Please copy the listing below word for word, leaving out the pictures.

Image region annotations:

= = =

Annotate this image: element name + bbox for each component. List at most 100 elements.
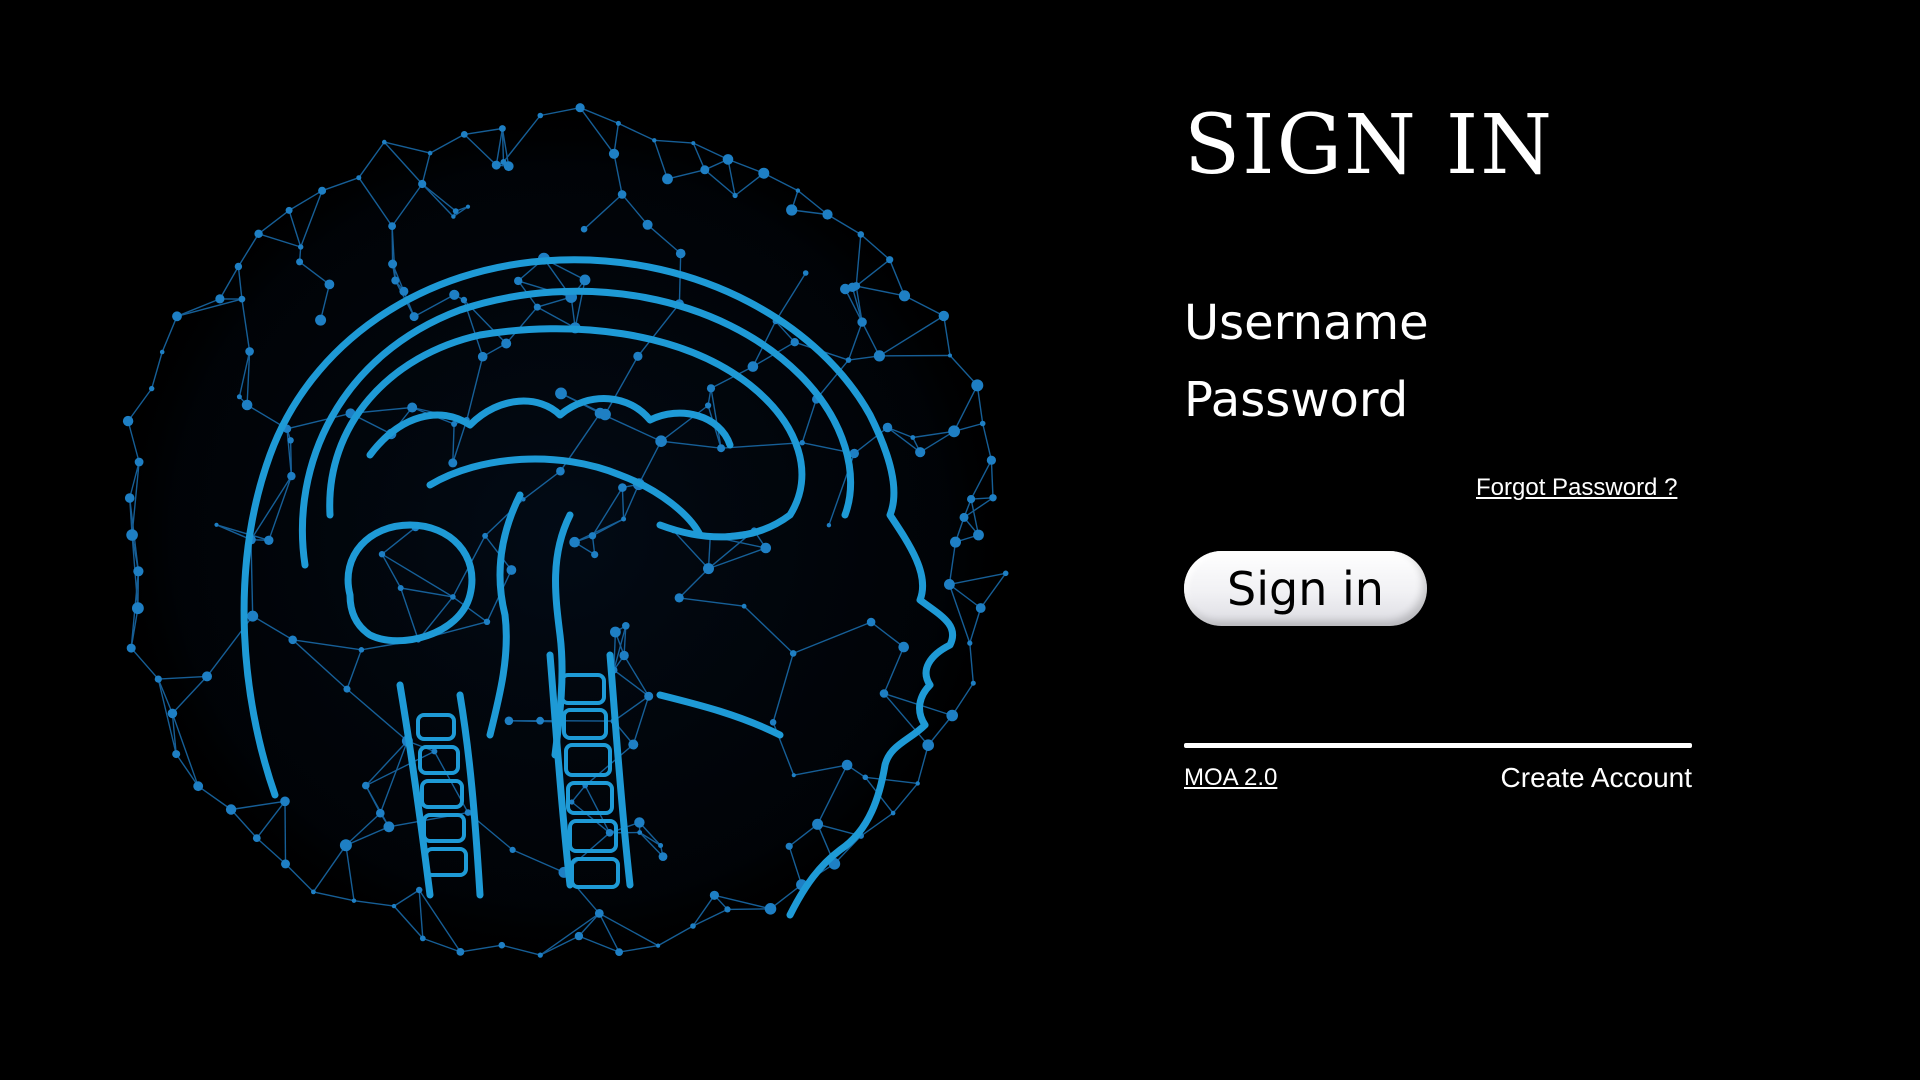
network-node [703,563,714,575]
network-node [852,282,861,291]
network-node [391,276,400,285]
network-node [637,830,643,835]
network-node [536,716,544,725]
network-node [281,859,290,869]
network-node [450,594,456,600]
network-node [690,923,696,929]
network-node [324,279,335,290]
network-node [944,579,955,590]
network-node [407,402,418,413]
network-node [460,131,468,138]
network-node [533,303,541,311]
network-node [967,495,976,504]
network-node [862,774,869,781]
network-node [465,204,471,209]
network-node [948,425,960,438]
network-node [491,160,501,170]
create-account-link[interactable]: Create Account [1501,762,1692,794]
brand-link[interactable]: MOA 2.0 [1184,764,1277,792]
network-node [339,839,352,852]
network-node [378,551,386,558]
network-node [732,192,738,199]
network-node [618,483,627,492]
network-node [509,846,516,854]
network-node [619,650,629,661]
footer-divider [1184,743,1692,748]
network-node [890,810,896,816]
network-node [556,466,565,476]
network-node [296,258,304,266]
network-link [508,720,559,723]
network-node [500,159,507,165]
network-node [555,387,567,400]
network-node [915,447,926,458]
network-node [979,420,986,427]
network-node [477,351,488,362]
network-node [537,112,544,119]
network-node [311,889,316,895]
network-node [840,283,851,295]
network-node [288,635,297,645]
network-node [202,671,212,682]
network-node [617,190,627,199]
network-node [594,909,604,918]
username-field[interactable] [1184,295,1684,353]
network-node [238,295,246,303]
network-node [989,494,997,502]
network-node [236,394,242,400]
network-node [758,167,770,179]
network-node [383,821,395,833]
signin-page: SIGN IN Forgot Password ? Sign in MOA 2.… [0,0,1920,1080]
network-node [504,716,514,726]
network-node [451,214,456,219]
network-node [358,647,365,653]
network-link [727,908,771,911]
network-node [915,781,920,786]
network-node [706,384,716,393]
network-node [812,818,824,830]
network-node [449,289,460,300]
network-node [580,225,588,233]
network-node [898,290,911,302]
network-node [769,719,777,726]
network-node [247,610,259,622]
network-node [419,935,426,942]
network-node [973,529,984,541]
network-node [975,603,986,613]
network-node [280,796,290,807]
network-node [652,138,657,143]
network-node [298,244,304,250]
network-node [460,296,468,304]
network-node [588,532,597,540]
network-node [214,522,219,527]
sign-in-button[interactable]: Sign in [1184,551,1427,626]
network-node [879,689,889,698]
network-node [391,903,397,909]
network-node [591,551,599,559]
network-node [134,457,144,467]
network-node [747,361,759,372]
network-node [287,471,296,481]
forgot-password-link[interactable]: Forgot Password ? [1476,474,1677,502]
network-node [655,435,667,448]
network-node [382,139,387,145]
network-node [922,739,934,751]
network-node [537,952,543,958]
network-node [154,675,162,683]
network-node [790,338,799,347]
network-node [579,274,591,286]
network-node [791,773,796,778]
network-node [245,347,254,356]
network-node [362,781,370,790]
network-node [451,421,458,427]
network-node [700,165,710,175]
network-node [234,262,243,271]
network-node [866,617,876,627]
network-node [575,103,585,113]
network-node [971,379,984,392]
network-node [658,843,664,848]
password-field[interactable] [1184,372,1684,430]
network-node [658,852,668,861]
network-node [452,208,459,214]
network-node [193,781,204,792]
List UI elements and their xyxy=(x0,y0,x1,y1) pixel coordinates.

= = =

Written answer
Annotate this image: element name + bbox for each component. List at most 100 elements.
network-node [703,563,714,575]
network-node [852,282,861,291]
network-node [391,276,400,285]
network-node [637,830,643,835]
network-node [536,716,544,725]
network-node [281,859,290,869]
network-node [450,594,456,600]
network-node [690,923,696,929]
network-node [324,279,335,290]
network-node [944,579,955,590]
network-node [407,402,418,413]
network-node [460,131,468,138]
network-node [533,303,541,311]
network-node [967,495,976,504]
network-node [862,774,869,781]
network-node [465,204,471,209]
network-node [948,425,960,438]
network-node [491,160,501,170]
create-account-link[interactable]: Create Account [1501,762,1692,794]
brand-link[interactable]: MOA 2.0 [1184,764,1277,792]
network-node [339,839,352,852]
network-node [378,551,386,558]
network-node [732,192,738,199]
network-node [618,483,627,492]
network-node [509,846,516,854]
network-node [619,650,629,661]
footer-divider [1184,743,1692,748]
network-node [890,810,896,816]
network-node [556,466,565,476]
network-node [296,258,304,266]
network-link [508,720,559,723]
network-node [500,159,507,165]
network-node [555,387,567,400]
network-node [915,447,926,458]
network-node [979,420,986,427]
network-node [477,351,488,362]
network-node [537,112,544,119]
network-node [311,889,316,895]
network-node [840,283,851,295]
network-node [288,635,297,645]
network-node [202,671,212,682]
network-node [617,190,627,199]
network-node [594,909,604,918]
username-field[interactable] [1184,295,1684,353]
network-node [238,295,246,303]
network-node [989,494,997,502]
network-node [236,394,242,400]
network-node [758,167,770,179]
network-node [383,821,395,833]
signin-page: SIGN IN Forgot Password ? Sign in MOA 2.… [0,0,1920,1080]
network-node [504,716,514,726]
network-node [451,214,456,219]
network-node [358,647,365,653]
network-link [727,908,771,911]
network-node [915,781,920,786]
network-node [706,384,716,393]
network-node [812,818,824,830]
network-node [449,289,460,300]
network-node [580,225,588,233]
network-node [898,290,911,302]
network-node [769,719,777,726]
network-node [247,610,259,622]
network-node [419,935,426,942]
network-node [973,529,984,541]
network-node [975,603,986,613]
network-node [280,796,290,807]
network-node [652,138,657,143]
network-node [298,244,304,250]
network-node [460,296,468,304]
network-node [588,532,597,540]
network-node [214,522,219,527]
sign-in-button[interactable]: Sign in [1184,551,1427,626]
network-node [879,689,889,698]
network-node [391,903,397,909]
network-node [591,551,599,559]
network-node [134,457,144,467]
network-node [747,361,759,372]
network-node [287,471,296,481]
forgot-password-link[interactable]: Forgot Password ? [1476,474,1677,502]
network-node [655,435,667,448]
network-node [382,139,387,145]
network-node [922,739,934,751]
network-node [537,952,543,958]
network-node [154,675,162,683]
network-node [790,338,799,347]
network-node [579,274,591,286]
network-node [791,773,796,778]
network-node [245,347,254,356]
network-node [362,781,370,790]
network-node [451,421,458,427]
network-node [700,165,710,175]
network-node [234,262,243,271]
network-node [866,617,876,627]
network-node [575,103,585,113]
network-node [971,379,984,392]
network-node [658,843,664,848]
password-field[interactable] [1184,372,1684,430]
network-node [658,852,668,861]
network-node [452,208,459,214]
network-node [193,781,204,792]
List UI elements and their xyxy=(x0,y0,x1,y1) pixel coordinates.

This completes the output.